The problem: Write out the material exactly, with the pictures left out.

Extracted data entries:

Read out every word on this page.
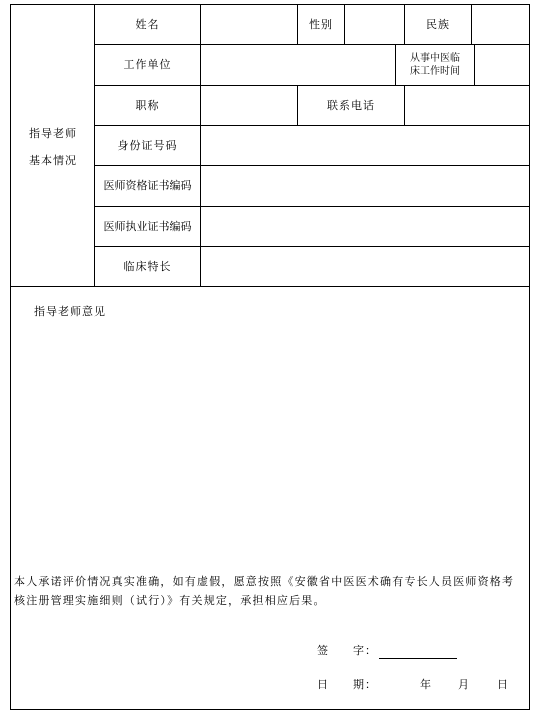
指导老师
基本情况
姓名	性别	民族
工作单位	从事中医临
床工作时间
职称	联系电话
身份证号码
医师资格证书编码
医师执业证书编码
临床特长
指导老师意见
本人承诺评价情况真实准确，如有虚假，愿意按照《安徽省中医医术确有专长人员医师资格考核注册管理实施细则（试行）》有关规定，承担相应后果。
签　　字：
日　　期：	年 月 日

Exercise output:
Read out every word on this page.
指导老师
基本情况
姓名	性别	民族
工作单位	从事中医临
床工作时间
职称	联系电话
身份证号码
医师资格证书编码
医师执业证书编码
临床特长
指导老师意见
本人承诺评价情况真实准确，如有虚假，愿意按照《安徽省中医医术确有专长人员医师资格考核注册管理实施细则（试行）》有关规定，承担相应后果。
签　　字：
日　　期：	年 月 日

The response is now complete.